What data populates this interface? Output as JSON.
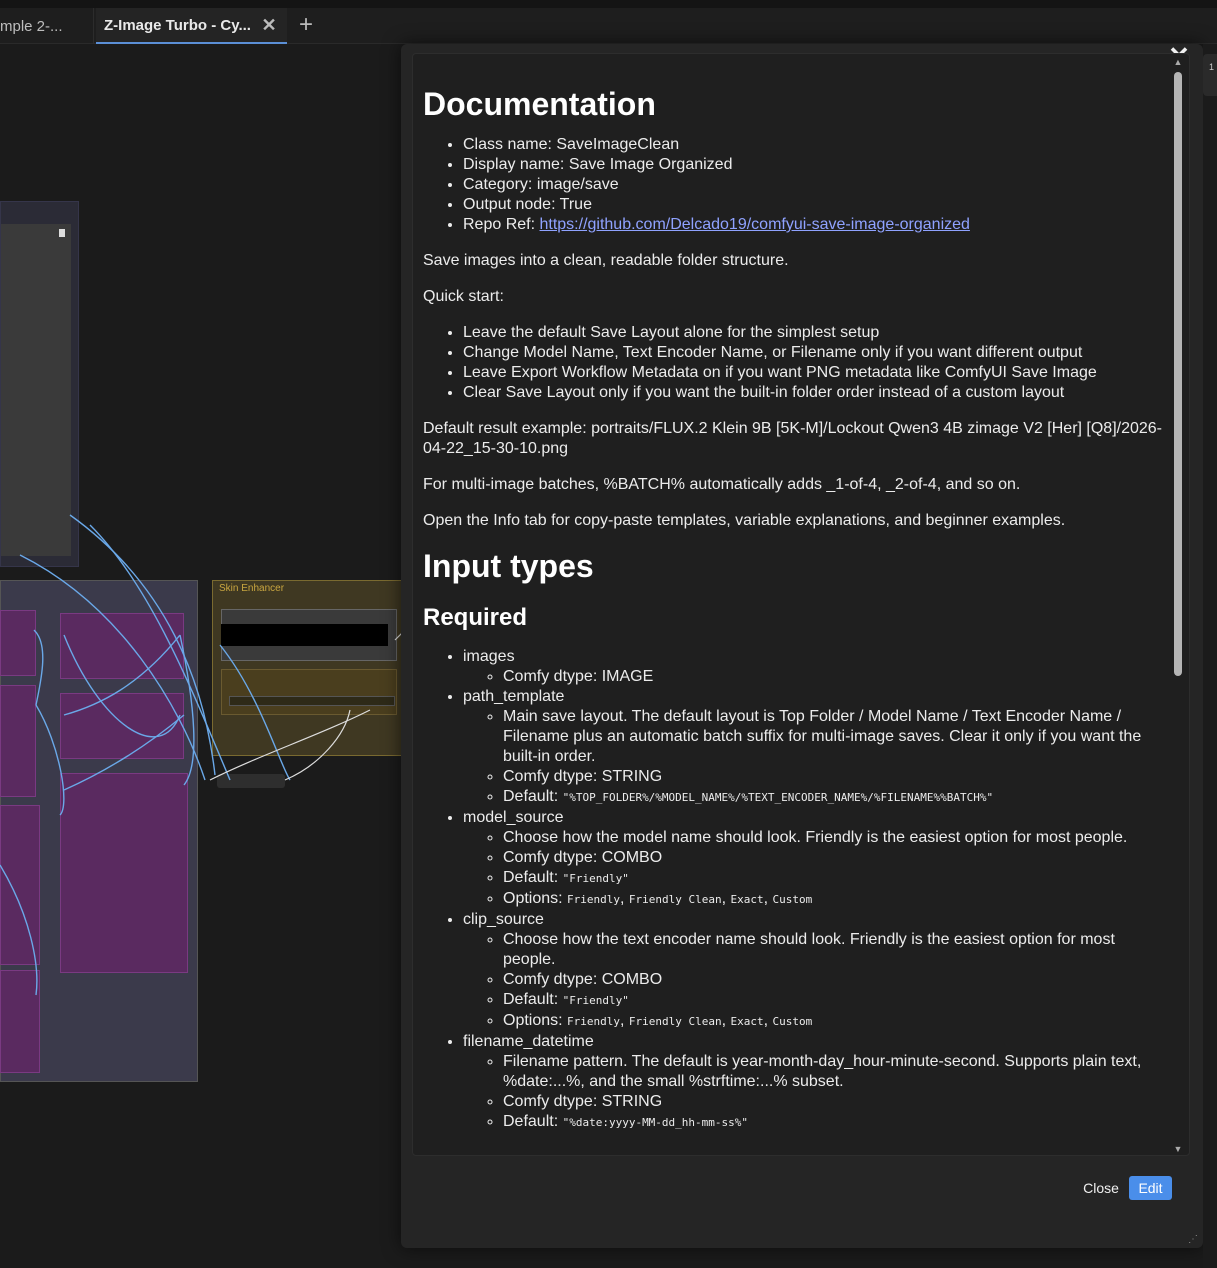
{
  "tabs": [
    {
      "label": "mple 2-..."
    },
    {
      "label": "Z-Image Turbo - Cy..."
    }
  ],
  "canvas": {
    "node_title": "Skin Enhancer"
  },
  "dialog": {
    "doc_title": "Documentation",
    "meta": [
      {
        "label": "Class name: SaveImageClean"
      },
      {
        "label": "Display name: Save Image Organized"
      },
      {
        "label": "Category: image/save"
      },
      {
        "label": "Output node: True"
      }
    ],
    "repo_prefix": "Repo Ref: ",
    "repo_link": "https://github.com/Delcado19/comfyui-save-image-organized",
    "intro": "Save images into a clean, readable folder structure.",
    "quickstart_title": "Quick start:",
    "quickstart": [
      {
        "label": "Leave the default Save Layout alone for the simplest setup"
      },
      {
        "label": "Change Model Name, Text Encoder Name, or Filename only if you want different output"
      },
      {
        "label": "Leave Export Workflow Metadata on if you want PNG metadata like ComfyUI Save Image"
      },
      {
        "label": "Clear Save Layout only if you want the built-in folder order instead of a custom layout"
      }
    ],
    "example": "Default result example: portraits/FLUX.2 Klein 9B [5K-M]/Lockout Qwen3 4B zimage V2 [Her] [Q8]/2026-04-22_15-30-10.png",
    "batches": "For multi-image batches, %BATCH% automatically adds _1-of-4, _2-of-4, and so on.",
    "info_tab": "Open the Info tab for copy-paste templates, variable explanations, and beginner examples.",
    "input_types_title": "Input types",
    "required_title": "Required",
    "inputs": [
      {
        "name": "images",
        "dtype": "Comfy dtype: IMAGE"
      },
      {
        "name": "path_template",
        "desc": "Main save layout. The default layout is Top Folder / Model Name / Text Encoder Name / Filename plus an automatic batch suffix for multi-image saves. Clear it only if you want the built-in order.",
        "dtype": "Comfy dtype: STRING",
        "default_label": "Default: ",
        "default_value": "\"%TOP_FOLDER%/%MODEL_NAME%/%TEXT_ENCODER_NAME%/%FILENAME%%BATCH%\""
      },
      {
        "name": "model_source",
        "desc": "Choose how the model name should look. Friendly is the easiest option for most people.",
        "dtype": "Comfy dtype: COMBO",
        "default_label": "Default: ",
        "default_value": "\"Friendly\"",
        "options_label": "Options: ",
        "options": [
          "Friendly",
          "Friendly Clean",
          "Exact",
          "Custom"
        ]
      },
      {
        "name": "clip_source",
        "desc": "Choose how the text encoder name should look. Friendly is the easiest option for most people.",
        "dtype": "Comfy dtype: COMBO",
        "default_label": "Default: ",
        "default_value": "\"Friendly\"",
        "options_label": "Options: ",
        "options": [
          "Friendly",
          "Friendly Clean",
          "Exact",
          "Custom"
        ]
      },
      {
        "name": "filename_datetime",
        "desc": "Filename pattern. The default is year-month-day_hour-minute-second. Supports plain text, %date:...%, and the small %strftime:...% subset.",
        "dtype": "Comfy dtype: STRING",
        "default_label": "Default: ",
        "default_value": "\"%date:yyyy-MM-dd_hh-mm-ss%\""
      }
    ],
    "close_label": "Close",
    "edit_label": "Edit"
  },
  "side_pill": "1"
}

◇ ◇ ◇ ◇ ◇ ◇ ◇

▶ **THE REQUEST**
Give every line of the material that includes the string "images".

▶ **COMPLETE ANSWER**
    "intro": "Save images into a clean, readable folder structure.",
        "name": "images",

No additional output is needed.